▶ _Описание задания_: Перепишите дословно часть текста о становлении стиля Эллингтона: всё, начиная со слов «Что же произошло?» и до слов «уроки Сиднея Беше.» включительно.

СТАНОВЛЕНИЕ СТИЛЯ ЭЛЛИНГТОНА
 
   Грамзаписи, сделанные «Вашингтонцами» в первые годы существования коллектива, — «Animal Crackers» и «Choo Choo», a также другие — демонстрируют достаточно грубую работу с преобладанием граул-эффектов Майли и Чарли Ирвиса. Музыка ансамбля мало чем отличается от того, что играли многочисленные начинающие группы в Нью-Йорке, за исключением разве что некоторых особенностей, получивших впоследствии название «джунглевых эффектов». Эти эффекты производились секцией медных духовых инструментов.
   Однако внезапно качество их музыки как таковой полностью переменилось, обнаружив то, что сегодня мы обозначаем словами «музыка Эллингтона». В июне 1926 года ансамбль выпустил две унылые пластинки: «Animal Crackers» и «Li'l Farina». В ноябре того же года — свои первые значительные работы: «East St. Louis Toodle-Oo» и «Birmingham Breakdown» — две пьесы из числа наиболее известных сочинений Эллингтона. И это не случайные успехи: в последующие четыре месяца коллектив сделает целую серию примечательных записей, завершившуюся в апреле 1927 года первым вариантом композиции «Black and Tan Fantasy». Возвращение к старому стало невозможно. Новый стиль властно заявил о себе.
   Различие между старой и новой манерами очевидно. Во-первых, прежний реговый ритм сменяется настоящим джазовым свингом с неравномерно распределяющимися восьмыми длительностями и ритмическими сдвигами относительно основных метрических долей такта. Во-вторых, пьесы приобретают более импровизационный и в то же время более последовательный характер, так что в музыке как бы сочетаются экспромт и логика. И наконец, в-третьих, музыканты становятся опытнее и начинают играть лучше.
   Что же произошло? Что вызвало столь разительные изменения в столь короткий срок? Если говорить лишь о переходе от рега к свингу, то его молодые исполнители совершали повсеместно. В частности, недолгое пребывание Армстронга в оркестре Флетчера Хендерсона (с осени 1924 до осени 1925 года) продемонстрировало нью-йоркским джазменам, что такое свинг. И Армстронг был не одинок. Новоорлеанский ритм проникал в сознание музыкантов благодаря грамзаписям таких коллективов, как оркестр Оливера «New Orlean Rhythm King» и другие, а также гастролям по стране самих этих исполнителей или их подражателей. Свинг носился в воздухе. А для ансамбля Эллингтона, помимо прочего, не прошли даром и уроки Сиднея Беше.

▶ _Представленные данные_:
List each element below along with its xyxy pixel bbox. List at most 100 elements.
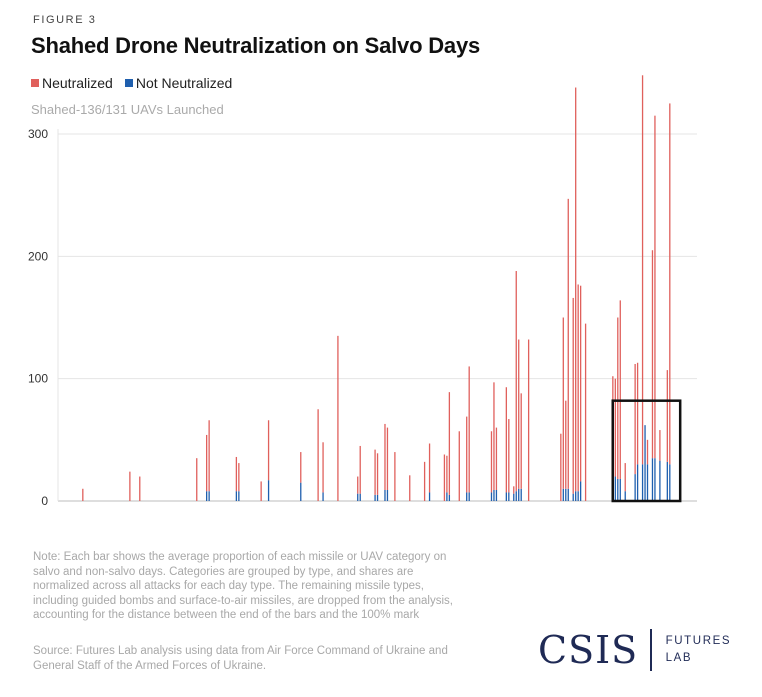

▶ _Выполненное задание_:
Что же произошло? Что вызвало столь разительные изменения в столь короткий срок? Если говорить лишь о переходе от рега к свингу, то его молодые исполнители совершали повсеместно. В частности, недолгое пребывание Армстронга в оркестре Флетчера Хендерсона (с осени 1924 до осени 1925 года) продемонстрировало нью-йоркским джазменам, что такое свинг. И Армстронг был не одинок. Новоорлеанский ритм проникал в сознание музыкантов благодаря грамзаписям таких коллективов, как оркестр Оливера «New Orlean Rhythm King» и другие, а также гастролям по стране самих этих исполнителей или их подражателей. Свинг носился в воздухе. А для ансамбля Эллингтона, помимо прочего, не прошли даром и уроки Сиднея Беше.